* Exercise objective *
Repeat the data verbatim.

* Dataset rows *
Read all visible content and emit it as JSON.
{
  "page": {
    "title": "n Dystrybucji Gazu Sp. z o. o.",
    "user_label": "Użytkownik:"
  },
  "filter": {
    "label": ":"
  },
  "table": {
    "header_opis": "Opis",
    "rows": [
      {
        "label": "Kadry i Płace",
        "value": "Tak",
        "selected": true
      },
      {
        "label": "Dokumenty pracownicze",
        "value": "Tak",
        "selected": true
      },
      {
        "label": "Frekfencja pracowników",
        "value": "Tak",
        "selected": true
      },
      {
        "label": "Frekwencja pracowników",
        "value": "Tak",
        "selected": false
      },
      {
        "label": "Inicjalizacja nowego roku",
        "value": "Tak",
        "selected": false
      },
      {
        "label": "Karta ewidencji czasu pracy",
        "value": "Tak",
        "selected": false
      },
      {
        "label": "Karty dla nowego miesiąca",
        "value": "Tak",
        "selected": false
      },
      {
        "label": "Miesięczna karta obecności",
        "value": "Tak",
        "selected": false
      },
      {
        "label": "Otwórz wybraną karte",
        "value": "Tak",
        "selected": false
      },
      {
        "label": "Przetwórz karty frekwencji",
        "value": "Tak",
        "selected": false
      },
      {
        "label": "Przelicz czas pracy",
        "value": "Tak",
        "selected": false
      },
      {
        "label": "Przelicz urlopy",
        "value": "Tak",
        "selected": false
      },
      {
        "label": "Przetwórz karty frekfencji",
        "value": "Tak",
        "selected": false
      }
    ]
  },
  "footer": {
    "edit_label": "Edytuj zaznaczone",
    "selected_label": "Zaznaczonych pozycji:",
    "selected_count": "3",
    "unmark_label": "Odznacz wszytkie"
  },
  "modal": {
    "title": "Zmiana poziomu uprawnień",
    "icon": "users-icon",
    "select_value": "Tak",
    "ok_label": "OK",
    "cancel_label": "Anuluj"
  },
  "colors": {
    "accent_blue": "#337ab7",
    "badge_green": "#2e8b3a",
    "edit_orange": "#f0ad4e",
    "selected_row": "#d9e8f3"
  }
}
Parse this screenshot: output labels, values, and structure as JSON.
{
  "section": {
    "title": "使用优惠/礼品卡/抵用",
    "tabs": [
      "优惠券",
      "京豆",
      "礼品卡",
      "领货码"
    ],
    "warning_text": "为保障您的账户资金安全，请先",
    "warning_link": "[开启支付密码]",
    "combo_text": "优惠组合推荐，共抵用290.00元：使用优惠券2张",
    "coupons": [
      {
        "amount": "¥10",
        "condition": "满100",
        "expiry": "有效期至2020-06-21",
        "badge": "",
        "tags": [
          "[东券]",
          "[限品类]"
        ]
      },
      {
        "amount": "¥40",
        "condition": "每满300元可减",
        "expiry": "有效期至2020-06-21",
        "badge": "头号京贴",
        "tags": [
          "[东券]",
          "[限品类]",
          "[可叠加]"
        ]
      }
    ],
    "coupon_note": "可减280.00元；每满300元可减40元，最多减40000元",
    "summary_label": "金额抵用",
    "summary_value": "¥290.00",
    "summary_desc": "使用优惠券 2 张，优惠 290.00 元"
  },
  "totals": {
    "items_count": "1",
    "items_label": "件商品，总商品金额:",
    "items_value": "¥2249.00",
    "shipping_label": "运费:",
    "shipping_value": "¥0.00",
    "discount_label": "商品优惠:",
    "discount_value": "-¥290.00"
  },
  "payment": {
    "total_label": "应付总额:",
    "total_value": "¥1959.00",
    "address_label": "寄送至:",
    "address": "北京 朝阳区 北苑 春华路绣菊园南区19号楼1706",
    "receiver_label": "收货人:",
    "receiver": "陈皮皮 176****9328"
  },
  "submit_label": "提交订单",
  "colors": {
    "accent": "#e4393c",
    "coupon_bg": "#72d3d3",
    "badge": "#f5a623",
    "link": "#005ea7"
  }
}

* Solution *
Read all visible content and emit it as JSON.
{
  "page": {
    "title": "n Dystrybucji Gazu Sp. z o. o.",
    "user_label": "Użytkownik:"
  },
  "filter": {
    "label": ":"
  },
  "table": {
    "header_opis": "Opis",
    "rows": [
      {
        "label": "Kadry i Płace",
        "value": "Tak",
        "selected": true
      },
      {
        "label": "Dokumenty pracownicze",
        "value": "Tak",
        "selected": true
      },
      {
        "label": "Frekfencja pracowników",
        "value": "Tak",
        "selected": true
      },
      {
        "label": "Frekwencja pracowników",
        "value": "Tak",
        "selected": false
      },
      {
        "label": "Inicjalizacja nowego roku",
        "value": "Tak",
        "selected": false
      },
      {
        "label": "Karta ewidencji czasu pracy",
        "value": "Tak",
        "selected": false
      },
      {
        "label": "Karty dla nowego miesiąca",
        "value": "Tak",
        "selected": false
      },
      {
        "label": "Miesięczna karta obecności",
        "value": "Tak",
        "selected": false
      },
      {
        "label": "Otwórz wybraną karte",
        "value": "Tak",
        "selected": false
      },
      {
        "label": "Przetwórz karty frekwencji",
        "value": "Tak",
        "selected": false
      },
      {
        "label": "Przelicz czas pracy",
        "value": "Tak",
        "selected": false
      },
      {
        "label": "Przelicz urlopy",
        "value": "Tak",
        "selected": false
      },
      {
        "label": "Przetwórz karty frekfencji",
        "value": "Tak",
        "selected": false
      }
    ]
  },
  "footer": {
    "edit_label": "Edytuj zaznaczone",
    "selected_label": "Zaznaczonych pozycji:",
    "selected_count": "3",
    "unmark_label": "Odznacz wszytkie"
  },
  "modal": {
    "title": "Zmiana poziomu uprawnień",
    "icon": "users-icon",
    "select_value": "Tak",
    "ok_label": "OK",
    "cancel_label": "Anuluj"
  },
  "colors": {
    "accent_blue": "#337ab7",
    "badge_green": "#2e8b3a",
    "edit_orange": "#f0ad4e",
    "selected_row": "#d9e8f3"
  }
}
Parse this screenshot: output labels, values, and structure as JSON.
{
  "section": {
    "title": "使用优惠/礼品卡/抵用",
    "tabs": [
      "优惠券",
      "京豆",
      "礼品卡",
      "领货码"
    ],
    "warning_text": "为保障您的账户资金安全，请先",
    "warning_link": "[开启支付密码]",
    "combo_text": "优惠组合推荐，共抵用290.00元：使用优惠券2张",
    "coupons": [
      {
        "amount": "¥10",
        "condition": "满100",
        "expiry": "有效期至2020-06-21",
        "badge": "",
        "tags": [
          "[东券]",
          "[限品类]"
        ]
      },
      {
        "amount": "¥40",
        "condition": "每满300元可减",
        "expiry": "有效期至2020-06-21",
        "badge": "头号京贴",
        "tags": [
          "[东券]",
          "[限品类]",
          "[可叠加]"
        ]
      }
    ],
    "coupon_note": "可减280.00元；每满300元可减40元，最多减40000元",
    "summary_label": "金额抵用",
    "summary_value": "¥290.00",
    "summary_desc": "使用优惠券 2 张，优惠 290.00 元"
  },
  "totals": {
    "items_count": "1",
    "items_label": "件商品，总商品金额:",
    "items_value": "¥2249.00",
    "shipping_label": "运费:",
    "shipping_value": "¥0.00",
    "discount_label": "商品优惠:",
    "discount_value": "-¥290.00"
  },
  "payment": {
    "total_label": "应付总额:",
    "total_value": "¥1959.00",
    "address_label": "寄送至:",
    "address": "北京 朝阳区 北苑 春华路绣菊园南区19号楼1706",
    "receiver_label": "收货人:",
    "receiver": "陈皮皮 176****9328"
  },
  "submit_label": "提交订单",
  "colors": {
    "accent": "#e4393c",
    "coupon_bg": "#72d3d3",
    "badge": "#f5a623",
    "link": "#005ea7"
  }
}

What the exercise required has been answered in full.